-- START DATA TO PROCESS --

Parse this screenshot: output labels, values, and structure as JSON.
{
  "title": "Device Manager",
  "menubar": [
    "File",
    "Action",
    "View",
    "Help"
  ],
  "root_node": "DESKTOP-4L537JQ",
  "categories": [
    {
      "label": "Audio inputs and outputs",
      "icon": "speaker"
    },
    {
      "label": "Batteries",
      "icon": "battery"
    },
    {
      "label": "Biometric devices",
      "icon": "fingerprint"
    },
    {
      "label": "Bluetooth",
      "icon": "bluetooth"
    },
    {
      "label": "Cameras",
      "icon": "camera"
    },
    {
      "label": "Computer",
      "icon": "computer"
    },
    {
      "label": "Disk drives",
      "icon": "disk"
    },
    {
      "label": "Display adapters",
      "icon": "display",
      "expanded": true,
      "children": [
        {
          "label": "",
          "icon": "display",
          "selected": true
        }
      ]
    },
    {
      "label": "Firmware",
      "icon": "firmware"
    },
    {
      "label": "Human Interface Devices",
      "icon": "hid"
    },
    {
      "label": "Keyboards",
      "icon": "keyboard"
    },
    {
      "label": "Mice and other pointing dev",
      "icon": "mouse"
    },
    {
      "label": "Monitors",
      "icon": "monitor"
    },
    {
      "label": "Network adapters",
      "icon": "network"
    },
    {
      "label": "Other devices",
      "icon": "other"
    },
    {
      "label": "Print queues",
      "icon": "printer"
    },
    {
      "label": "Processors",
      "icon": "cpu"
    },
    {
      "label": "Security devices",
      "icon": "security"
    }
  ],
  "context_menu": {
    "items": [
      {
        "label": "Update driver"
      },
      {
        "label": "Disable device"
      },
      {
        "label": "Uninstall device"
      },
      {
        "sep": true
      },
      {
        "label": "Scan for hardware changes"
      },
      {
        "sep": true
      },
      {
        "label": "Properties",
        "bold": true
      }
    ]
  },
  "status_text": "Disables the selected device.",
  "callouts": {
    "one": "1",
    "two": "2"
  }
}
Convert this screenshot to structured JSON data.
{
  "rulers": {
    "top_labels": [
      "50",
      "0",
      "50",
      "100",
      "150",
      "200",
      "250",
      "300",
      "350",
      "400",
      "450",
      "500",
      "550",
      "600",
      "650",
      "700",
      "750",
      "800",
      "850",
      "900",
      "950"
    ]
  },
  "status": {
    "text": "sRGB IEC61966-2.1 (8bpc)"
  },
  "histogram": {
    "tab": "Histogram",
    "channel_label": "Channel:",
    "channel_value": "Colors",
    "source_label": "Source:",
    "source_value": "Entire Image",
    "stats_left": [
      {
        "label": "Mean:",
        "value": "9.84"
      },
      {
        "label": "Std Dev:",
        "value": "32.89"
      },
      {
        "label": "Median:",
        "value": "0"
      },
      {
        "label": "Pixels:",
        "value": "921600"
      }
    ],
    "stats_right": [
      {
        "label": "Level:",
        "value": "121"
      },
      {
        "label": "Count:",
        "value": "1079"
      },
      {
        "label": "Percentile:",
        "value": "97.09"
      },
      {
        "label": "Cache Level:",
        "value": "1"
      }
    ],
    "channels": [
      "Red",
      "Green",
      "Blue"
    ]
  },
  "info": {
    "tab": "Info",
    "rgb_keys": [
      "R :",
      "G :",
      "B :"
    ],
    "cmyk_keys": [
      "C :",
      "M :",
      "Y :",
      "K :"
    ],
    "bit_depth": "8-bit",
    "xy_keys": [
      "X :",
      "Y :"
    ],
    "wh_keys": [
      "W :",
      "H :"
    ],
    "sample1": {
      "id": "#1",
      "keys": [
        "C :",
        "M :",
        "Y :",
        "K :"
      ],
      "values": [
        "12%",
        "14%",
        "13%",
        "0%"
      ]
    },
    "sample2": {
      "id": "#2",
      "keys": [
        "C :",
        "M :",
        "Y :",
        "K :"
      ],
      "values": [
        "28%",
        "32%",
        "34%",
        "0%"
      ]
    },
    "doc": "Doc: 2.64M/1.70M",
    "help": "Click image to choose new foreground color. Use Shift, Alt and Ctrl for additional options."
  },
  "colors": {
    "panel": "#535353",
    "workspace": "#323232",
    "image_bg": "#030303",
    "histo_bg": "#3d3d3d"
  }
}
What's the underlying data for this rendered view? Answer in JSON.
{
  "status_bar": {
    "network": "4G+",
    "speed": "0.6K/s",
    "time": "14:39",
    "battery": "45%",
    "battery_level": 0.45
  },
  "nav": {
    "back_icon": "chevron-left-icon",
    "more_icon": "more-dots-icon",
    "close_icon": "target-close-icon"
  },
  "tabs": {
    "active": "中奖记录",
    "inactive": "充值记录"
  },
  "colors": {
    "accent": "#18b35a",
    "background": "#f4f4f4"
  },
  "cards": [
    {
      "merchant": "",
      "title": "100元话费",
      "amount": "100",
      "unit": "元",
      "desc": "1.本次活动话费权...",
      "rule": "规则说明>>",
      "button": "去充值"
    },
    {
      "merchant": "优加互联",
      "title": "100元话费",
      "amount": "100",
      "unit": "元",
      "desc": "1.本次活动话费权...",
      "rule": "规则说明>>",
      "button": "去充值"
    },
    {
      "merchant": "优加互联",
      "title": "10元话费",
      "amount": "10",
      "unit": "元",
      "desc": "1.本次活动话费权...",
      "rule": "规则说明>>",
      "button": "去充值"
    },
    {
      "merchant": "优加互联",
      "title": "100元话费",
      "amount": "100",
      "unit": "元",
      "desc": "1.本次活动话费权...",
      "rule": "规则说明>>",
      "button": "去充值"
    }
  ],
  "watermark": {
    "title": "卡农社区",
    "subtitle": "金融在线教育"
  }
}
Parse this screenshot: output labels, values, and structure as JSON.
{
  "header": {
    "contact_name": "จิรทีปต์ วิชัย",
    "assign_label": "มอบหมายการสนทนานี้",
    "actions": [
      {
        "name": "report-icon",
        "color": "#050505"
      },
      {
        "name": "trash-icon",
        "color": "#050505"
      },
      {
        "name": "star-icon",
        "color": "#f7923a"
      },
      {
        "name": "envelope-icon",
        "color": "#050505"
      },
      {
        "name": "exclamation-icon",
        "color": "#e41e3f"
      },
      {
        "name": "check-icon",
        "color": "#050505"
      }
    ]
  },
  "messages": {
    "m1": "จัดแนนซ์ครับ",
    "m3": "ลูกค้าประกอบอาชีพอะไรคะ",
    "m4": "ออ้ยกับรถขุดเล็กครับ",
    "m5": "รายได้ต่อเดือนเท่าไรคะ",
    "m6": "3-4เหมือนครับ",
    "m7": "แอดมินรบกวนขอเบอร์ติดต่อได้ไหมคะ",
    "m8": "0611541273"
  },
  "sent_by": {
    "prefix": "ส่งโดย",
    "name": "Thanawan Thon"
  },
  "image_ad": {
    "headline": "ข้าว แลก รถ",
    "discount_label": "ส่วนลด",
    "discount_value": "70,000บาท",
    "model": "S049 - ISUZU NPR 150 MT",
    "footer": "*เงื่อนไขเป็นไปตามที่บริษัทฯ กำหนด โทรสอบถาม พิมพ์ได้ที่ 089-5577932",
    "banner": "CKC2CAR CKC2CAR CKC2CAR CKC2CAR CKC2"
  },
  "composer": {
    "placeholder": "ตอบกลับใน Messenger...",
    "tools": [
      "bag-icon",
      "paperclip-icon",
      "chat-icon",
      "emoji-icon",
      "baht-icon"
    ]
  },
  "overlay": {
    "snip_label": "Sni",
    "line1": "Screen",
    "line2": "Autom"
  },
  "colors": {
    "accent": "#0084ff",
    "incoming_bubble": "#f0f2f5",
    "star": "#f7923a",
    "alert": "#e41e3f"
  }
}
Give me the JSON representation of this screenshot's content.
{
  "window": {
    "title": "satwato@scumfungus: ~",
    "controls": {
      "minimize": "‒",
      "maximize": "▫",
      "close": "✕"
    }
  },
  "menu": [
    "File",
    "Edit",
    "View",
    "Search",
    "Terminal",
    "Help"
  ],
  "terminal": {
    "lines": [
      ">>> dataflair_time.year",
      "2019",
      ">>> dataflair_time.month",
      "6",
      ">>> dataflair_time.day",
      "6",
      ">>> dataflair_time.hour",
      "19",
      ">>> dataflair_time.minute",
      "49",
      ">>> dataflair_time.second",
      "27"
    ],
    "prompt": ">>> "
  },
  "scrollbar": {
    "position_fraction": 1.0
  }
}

-- END DATA TO PROCESS --

YOUR GOAL => Look through the records and count each line that holds "adapters". Write only the total.

RESULT => 2